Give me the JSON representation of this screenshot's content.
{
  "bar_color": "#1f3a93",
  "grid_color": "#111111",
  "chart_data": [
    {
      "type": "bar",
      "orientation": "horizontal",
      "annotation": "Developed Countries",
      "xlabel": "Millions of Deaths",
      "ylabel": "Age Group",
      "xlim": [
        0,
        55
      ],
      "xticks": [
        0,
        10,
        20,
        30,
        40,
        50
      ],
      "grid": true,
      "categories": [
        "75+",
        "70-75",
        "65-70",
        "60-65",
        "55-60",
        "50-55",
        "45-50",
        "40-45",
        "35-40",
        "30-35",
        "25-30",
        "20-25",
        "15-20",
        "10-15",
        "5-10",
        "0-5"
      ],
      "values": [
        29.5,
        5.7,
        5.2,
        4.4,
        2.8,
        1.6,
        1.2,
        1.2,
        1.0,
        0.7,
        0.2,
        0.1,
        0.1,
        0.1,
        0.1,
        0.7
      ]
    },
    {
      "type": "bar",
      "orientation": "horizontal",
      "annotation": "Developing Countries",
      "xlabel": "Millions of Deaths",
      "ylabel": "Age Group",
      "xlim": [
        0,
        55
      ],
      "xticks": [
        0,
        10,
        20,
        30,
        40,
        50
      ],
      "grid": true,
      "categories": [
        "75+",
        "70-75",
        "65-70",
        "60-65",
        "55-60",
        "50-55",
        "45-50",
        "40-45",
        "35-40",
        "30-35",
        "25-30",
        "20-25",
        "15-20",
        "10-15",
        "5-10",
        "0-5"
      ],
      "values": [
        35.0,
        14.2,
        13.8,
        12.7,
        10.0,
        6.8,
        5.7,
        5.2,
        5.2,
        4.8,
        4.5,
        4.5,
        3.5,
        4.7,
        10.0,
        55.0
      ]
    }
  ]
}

┄┄┄┄┄┄┄┄┄┄┄┄┄┄┄┄┄┄┄┄

### WHAT TO WORK ON
Reproduce the complete data exactly as presented above.

### CORRECT ANSWER
Give me the JSON representation of this screenshot's content.
{
  "bar_color": "#1f3a93",
  "grid_color": "#111111",
  "chart_data": [
    {
      "type": "bar",
      "orientation": "horizontal",
      "annotation": "Developed Countries",
      "xlabel": "Millions of Deaths",
      "ylabel": "Age Group",
      "xlim": [
        0,
        55
      ],
      "xticks": [
        0,
        10,
        20,
        30,
        40,
        50
      ],
      "grid": true,
      "categories": [
        "75+",
        "70-75",
        "65-70",
        "60-65",
        "55-60",
        "50-55",
        "45-50",
        "40-45",
        "35-40",
        "30-35",
        "25-30",
        "20-25",
        "15-20",
        "10-15",
        "5-10",
        "0-5"
      ],
      "values": [
        29.5,
        5.7,
        5.2,
        4.4,
        2.8,
        1.6,
        1.2,
        1.2,
        1.0,
        0.7,
        0.2,
        0.1,
        0.1,
        0.1,
        0.1,
        0.7
      ]
    },
    {
      "type": "bar",
      "orientation": "horizontal",
      "annotation": "Developing Countries",
      "xlabel": "Millions of Deaths",
      "ylabel": "Age Group",
      "xlim": [
        0,
        55
      ],
      "xticks": [
        0,
        10,
        20,
        30,
        40,
        50
      ],
      "grid": true,
      "categories": [
        "75+",
        "70-75",
        "65-70",
        "60-65",
        "55-60",
        "50-55",
        "45-50",
        "40-45",
        "35-40",
        "30-35",
        "25-30",
        "20-25",
        "15-20",
        "10-15",
        "5-10",
        "0-5"
      ],
      "values": [
        35.0,
        14.2,
        13.8,
        12.7,
        10.0,
        6.8,
        5.7,
        5.2,
        5.2,
        4.8,
        4.5,
        4.5,
        3.5,
        4.7,
        10.0,
        55.0
      ]
    }
  ]
}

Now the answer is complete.